▶ [Exercise requirements] Leave the pictures out and transcribe every record exactly.

[A block of data]
>>>>>

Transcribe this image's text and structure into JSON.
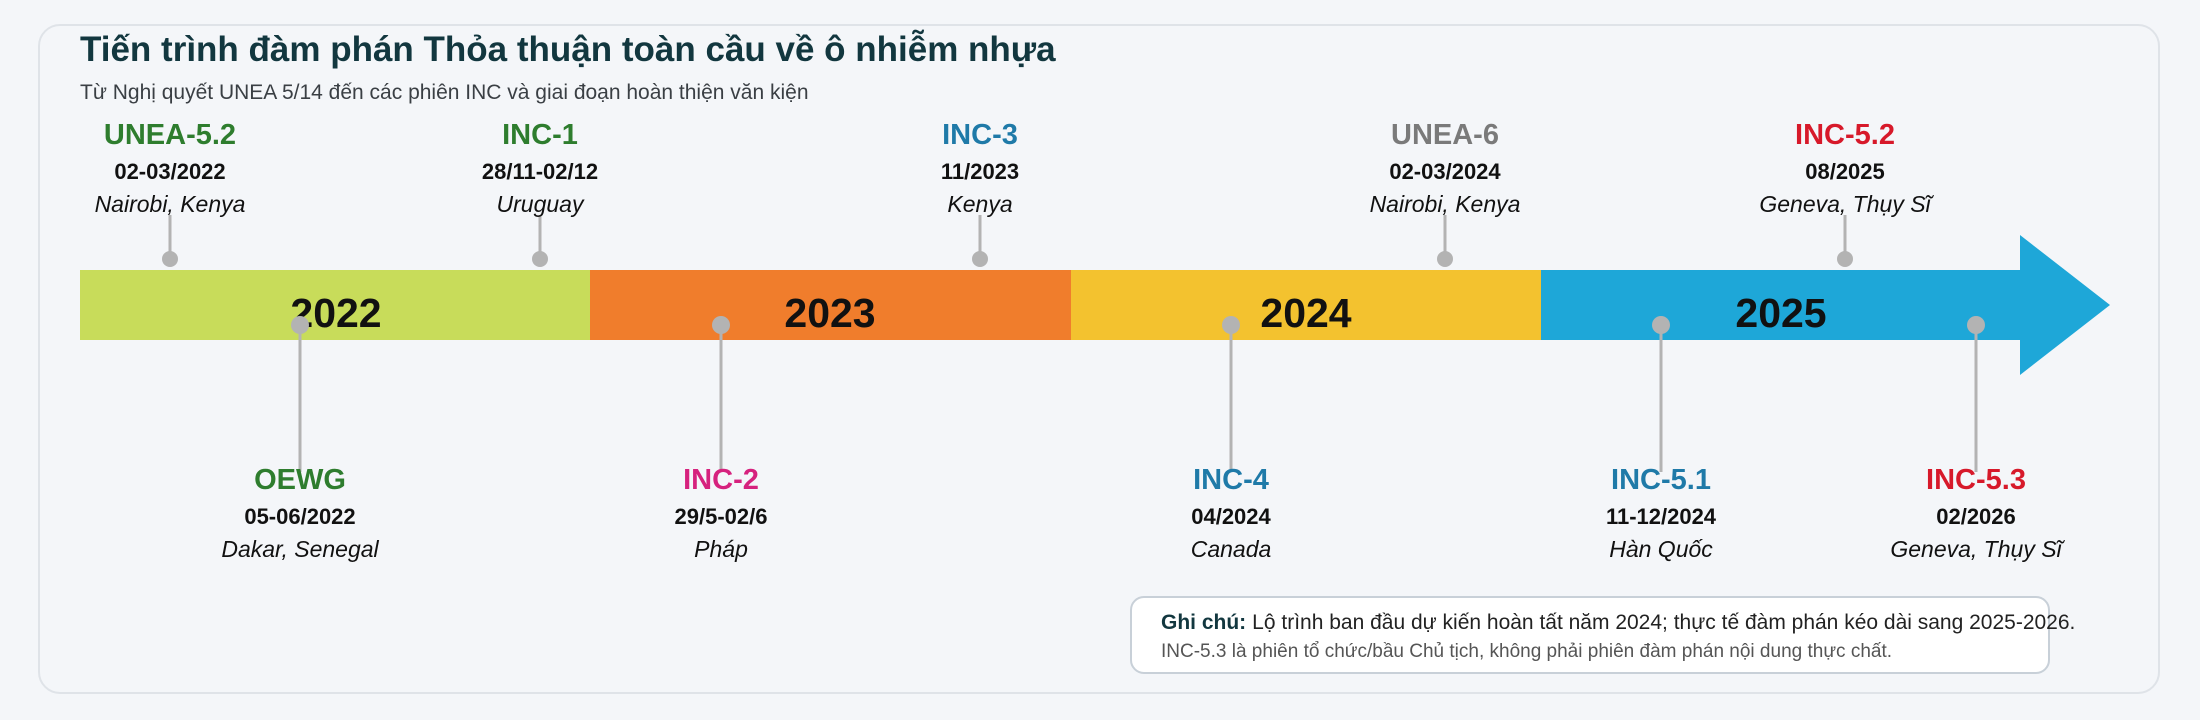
{
  "title": "Tiến trình đàm phán Thỏa thuận toàn cầu về ô nhiễm nhựa",
  "subtitle": "Từ Nghị quyết UNEA 5/14 đến các phiên INC và giai đoạn hoàn thiện văn kiện",
  "segments": [
    {
      "label": "2022",
      "color": "#c8dc5a"
    },
    {
      "label": "2023",
      "color": "#f07d2c"
    },
    {
      "label": "2024",
      "color": "#f3c22f"
    },
    {
      "label": "2025",
      "color": "#1ea7d8"
    }
  ],
  "events_above": [
    {
      "name": "UNEA-5.2",
      "date": "02-03/2022",
      "place": "Nairobi, Kenya",
      "color": "#2e7d2e"
    },
    {
      "name": "INC-1",
      "date": "28/11-02/12",
      "place": "Uruguay",
      "color": "#2e7d2e"
    },
    {
      "name": "INC-3",
      "date": "11/2023",
      "place": "Kenya",
      "color": "#1f7aa8"
    },
    {
      "name": "UNEA-6",
      "date": "02-03/2024",
      "place": "Nairobi, Kenya",
      "color": "#7a7a7a"
    },
    {
      "name": "INC-5.2",
      "date": "08/2025",
      "place": "Geneva, Thụy Sĩ",
      "color": "#d7192a"
    }
  ],
  "events_below": [
    {
      "name": "OEWG",
      "date": "05-06/2022",
      "place": "Dakar, Senegal",
      "color": "#2e7d2e"
    },
    {
      "name": "INC-2",
      "date": "29/5-02/6",
      "place": "Pháp",
      "color": "#d6227e"
    },
    {
      "name": "INC-4",
      "date": "04/2024",
      "place": "Canada",
      "color": "#1f7aa8"
    },
    {
      "name": "INC-5.1",
      "date": "11-12/2024",
      "place": "Hàn Quốc",
      "color": "#1f7aa8"
    },
    {
      "name": "INC-5.3",
      "date": "02/2026",
      "place": "Geneva, Thụy Sĩ",
      "color": "#d7192a"
    }
  ],
  "note": {
    "label": "Ghi chú:",
    "line1": "Lộ trình ban đầu dự kiến hoàn tất năm 2024; thực tế đàm phán kéo dài sang 2025-2026.",
    "line2": "INC-5.3 là phiên tổ chức/bầu Chủ tịch, không phải phiên đàm phán nội dung thực chất."
  }
}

<<<<<

▶ [In response]
Transcribe this image's text and structure into JSON.
{
  "title": "Tiến trình đàm phán Thỏa thuận toàn cầu về ô nhiễm nhựa",
  "subtitle": "Từ Nghị quyết UNEA 5/14 đến các phiên INC và giai đoạn hoàn thiện văn kiện",
  "segments": [
    {
      "label": "2022",
      "color": "#c8dc5a"
    },
    {
      "label": "2023",
      "color": "#f07d2c"
    },
    {
      "label": "2024",
      "color": "#f3c22f"
    },
    {
      "label": "2025",
      "color": "#1ea7d8"
    }
  ],
  "events_above": [
    {
      "name": "UNEA-5.2",
      "date": "02-03/2022",
      "place": "Nairobi, Kenya",
      "color": "#2e7d2e"
    },
    {
      "name": "INC-1",
      "date": "28/11-02/12",
      "place": "Uruguay",
      "color": "#2e7d2e"
    },
    {
      "name": "INC-3",
      "date": "11/2023",
      "place": "Kenya",
      "color": "#1f7aa8"
    },
    {
      "name": "UNEA-6",
      "date": "02-03/2024",
      "place": "Nairobi, Kenya",
      "color": "#7a7a7a"
    },
    {
      "name": "INC-5.2",
      "date": "08/2025",
      "place": "Geneva, Thụy Sĩ",
      "color": "#d7192a"
    }
  ],
  "events_below": [
    {
      "name": "OEWG",
      "date": "05-06/2022",
      "place": "Dakar, Senegal",
      "color": "#2e7d2e"
    },
    {
      "name": "INC-2",
      "date": "29/5-02/6",
      "place": "Pháp",
      "color": "#d6227e"
    },
    {
      "name": "INC-4",
      "date": "04/2024",
      "place": "Canada",
      "color": "#1f7aa8"
    },
    {
      "name": "INC-5.1",
      "date": "11-12/2024",
      "place": "Hàn Quốc",
      "color": "#1f7aa8"
    },
    {
      "name": "INC-5.3",
      "date": "02/2026",
      "place": "Geneva, Thụy Sĩ",
      "color": "#d7192a"
    }
  ],
  "note": {
    "label": "Ghi chú:",
    "line1": "Lộ trình ban đầu dự kiến hoàn tất năm 2024; thực tế đàm phán kéo dài sang 2025-2026.",
    "line2": "INC-5.3 là phiên tổ chức/bầu Chủ tịch, không phải phiên đàm phán nội dung thực chất."
  }
}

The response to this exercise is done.